Find each line with the string "color" and report it.

** Information given **
+--

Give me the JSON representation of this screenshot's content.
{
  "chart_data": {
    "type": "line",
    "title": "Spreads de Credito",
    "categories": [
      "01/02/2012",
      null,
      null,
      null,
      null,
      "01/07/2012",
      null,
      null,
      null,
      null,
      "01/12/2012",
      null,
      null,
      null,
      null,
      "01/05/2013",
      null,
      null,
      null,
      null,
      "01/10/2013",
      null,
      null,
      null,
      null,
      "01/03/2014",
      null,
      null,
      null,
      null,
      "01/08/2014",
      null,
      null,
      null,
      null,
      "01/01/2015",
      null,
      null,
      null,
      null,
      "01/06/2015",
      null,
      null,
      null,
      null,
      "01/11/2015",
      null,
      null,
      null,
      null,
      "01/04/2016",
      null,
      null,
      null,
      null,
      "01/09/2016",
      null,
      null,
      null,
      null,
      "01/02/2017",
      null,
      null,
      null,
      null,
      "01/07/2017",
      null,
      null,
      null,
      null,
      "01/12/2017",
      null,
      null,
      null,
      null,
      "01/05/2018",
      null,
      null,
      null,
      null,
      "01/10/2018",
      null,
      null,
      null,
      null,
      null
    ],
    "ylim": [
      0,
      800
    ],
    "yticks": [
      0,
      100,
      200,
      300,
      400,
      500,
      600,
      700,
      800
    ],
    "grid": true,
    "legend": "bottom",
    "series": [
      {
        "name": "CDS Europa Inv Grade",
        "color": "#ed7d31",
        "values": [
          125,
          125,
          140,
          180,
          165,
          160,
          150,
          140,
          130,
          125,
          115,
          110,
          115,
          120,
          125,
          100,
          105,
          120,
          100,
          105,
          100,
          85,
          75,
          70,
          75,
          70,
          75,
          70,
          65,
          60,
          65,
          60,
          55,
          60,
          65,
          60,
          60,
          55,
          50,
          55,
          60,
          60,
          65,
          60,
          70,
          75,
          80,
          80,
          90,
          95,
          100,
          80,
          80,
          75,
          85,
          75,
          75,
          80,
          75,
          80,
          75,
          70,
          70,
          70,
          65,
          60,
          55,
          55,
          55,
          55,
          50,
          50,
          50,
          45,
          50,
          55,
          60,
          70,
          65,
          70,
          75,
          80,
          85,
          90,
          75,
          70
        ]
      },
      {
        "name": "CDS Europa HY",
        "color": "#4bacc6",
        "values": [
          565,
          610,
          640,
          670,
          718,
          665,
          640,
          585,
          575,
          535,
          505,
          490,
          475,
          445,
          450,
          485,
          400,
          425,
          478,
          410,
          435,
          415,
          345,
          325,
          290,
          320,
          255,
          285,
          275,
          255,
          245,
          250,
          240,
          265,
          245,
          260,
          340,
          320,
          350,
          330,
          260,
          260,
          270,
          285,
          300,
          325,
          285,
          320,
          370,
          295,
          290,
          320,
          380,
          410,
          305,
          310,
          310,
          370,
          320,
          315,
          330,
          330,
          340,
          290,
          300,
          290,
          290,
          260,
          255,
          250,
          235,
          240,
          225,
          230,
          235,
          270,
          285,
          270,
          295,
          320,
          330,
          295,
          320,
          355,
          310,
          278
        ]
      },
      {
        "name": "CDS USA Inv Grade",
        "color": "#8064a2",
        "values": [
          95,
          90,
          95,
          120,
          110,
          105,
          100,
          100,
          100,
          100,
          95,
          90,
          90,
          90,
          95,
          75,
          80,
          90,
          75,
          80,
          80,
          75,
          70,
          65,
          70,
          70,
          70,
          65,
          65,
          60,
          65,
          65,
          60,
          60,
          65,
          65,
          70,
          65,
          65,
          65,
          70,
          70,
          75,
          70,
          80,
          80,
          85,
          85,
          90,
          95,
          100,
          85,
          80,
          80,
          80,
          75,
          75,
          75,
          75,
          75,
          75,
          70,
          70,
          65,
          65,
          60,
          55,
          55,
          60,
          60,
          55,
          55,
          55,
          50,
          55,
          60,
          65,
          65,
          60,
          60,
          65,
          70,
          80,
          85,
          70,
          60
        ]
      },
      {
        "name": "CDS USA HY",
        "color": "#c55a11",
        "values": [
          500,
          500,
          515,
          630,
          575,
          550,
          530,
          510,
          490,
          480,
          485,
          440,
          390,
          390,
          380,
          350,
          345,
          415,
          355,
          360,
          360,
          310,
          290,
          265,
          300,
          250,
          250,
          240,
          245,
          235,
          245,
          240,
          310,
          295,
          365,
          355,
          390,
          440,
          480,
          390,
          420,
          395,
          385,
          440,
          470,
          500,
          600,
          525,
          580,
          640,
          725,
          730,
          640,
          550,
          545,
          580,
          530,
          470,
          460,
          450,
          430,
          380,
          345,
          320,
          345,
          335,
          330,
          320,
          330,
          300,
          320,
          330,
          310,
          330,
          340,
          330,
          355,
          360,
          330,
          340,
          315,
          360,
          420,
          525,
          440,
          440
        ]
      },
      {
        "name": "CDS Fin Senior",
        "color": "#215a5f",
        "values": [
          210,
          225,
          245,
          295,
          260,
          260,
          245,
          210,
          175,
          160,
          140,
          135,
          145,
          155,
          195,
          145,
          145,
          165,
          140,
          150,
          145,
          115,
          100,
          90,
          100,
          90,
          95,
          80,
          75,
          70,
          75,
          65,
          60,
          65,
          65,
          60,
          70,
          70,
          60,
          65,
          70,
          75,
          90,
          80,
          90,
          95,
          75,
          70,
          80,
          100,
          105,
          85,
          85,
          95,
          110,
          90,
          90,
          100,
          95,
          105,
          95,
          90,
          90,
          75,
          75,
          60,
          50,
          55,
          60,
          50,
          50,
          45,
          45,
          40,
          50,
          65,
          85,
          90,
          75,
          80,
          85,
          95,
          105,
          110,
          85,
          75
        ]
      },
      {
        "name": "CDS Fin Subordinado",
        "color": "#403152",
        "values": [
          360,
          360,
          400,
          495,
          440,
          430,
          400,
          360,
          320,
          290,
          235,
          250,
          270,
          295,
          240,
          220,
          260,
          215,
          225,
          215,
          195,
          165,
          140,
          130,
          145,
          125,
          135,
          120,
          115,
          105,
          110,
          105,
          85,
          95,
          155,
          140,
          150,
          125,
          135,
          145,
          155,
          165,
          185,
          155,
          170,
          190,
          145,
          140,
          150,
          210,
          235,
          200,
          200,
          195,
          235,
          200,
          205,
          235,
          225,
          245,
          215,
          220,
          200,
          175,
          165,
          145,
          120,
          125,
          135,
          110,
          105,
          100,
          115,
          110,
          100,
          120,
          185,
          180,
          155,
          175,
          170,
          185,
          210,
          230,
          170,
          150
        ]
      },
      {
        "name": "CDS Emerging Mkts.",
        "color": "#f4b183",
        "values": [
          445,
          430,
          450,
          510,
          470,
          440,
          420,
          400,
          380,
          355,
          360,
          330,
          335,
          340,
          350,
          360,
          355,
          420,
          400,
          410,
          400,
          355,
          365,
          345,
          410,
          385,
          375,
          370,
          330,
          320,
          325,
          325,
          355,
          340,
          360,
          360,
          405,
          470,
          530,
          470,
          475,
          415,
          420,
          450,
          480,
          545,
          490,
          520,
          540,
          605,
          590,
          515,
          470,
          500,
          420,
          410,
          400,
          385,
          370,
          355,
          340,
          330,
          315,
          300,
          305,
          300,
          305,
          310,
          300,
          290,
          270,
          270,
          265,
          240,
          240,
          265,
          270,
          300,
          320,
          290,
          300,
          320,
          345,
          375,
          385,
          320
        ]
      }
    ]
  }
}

+--

** The completed task **
        "color": "#ed7d31",
        "color": "#4bacc6",
        "color": "#8064a2",
        "color": "#c55a11",
        "color": "#215a5f",
        "color": "#403152",
        "color": "#f4b183",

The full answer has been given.